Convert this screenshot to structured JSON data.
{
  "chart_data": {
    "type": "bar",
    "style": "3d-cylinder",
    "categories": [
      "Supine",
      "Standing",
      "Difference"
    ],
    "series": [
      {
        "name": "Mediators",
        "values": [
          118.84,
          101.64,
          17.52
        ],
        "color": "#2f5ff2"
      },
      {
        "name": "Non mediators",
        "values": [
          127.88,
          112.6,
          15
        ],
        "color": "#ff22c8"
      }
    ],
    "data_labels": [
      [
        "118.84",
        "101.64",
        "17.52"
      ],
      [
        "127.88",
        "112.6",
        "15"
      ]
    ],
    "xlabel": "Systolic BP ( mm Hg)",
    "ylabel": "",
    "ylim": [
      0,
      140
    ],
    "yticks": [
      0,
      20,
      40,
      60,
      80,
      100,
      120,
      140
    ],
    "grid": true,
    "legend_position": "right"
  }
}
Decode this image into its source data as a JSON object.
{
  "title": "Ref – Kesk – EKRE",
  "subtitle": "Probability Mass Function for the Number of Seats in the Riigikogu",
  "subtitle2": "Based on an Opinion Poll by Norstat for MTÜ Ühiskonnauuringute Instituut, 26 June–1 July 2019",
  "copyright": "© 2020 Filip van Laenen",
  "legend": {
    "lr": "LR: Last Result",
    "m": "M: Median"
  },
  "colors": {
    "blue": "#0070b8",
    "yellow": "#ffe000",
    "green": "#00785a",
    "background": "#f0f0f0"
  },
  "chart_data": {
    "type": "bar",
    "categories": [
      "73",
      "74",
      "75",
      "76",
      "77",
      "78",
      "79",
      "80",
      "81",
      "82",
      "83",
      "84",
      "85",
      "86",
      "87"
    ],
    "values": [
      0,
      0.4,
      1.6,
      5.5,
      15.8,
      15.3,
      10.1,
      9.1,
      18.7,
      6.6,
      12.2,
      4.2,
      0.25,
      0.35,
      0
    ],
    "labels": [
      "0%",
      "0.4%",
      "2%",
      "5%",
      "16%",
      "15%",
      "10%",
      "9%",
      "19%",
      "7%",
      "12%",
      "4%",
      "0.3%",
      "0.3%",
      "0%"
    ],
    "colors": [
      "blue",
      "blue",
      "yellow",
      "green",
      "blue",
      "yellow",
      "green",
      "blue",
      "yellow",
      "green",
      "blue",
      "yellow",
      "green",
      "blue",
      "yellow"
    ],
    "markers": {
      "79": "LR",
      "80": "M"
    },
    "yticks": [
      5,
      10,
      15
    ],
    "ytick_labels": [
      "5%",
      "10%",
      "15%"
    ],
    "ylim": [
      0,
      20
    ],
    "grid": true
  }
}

* Exercise brief
Work through the data and report how many of its lines hold the word "JSON", giving only the figure.

* Completed exercise
2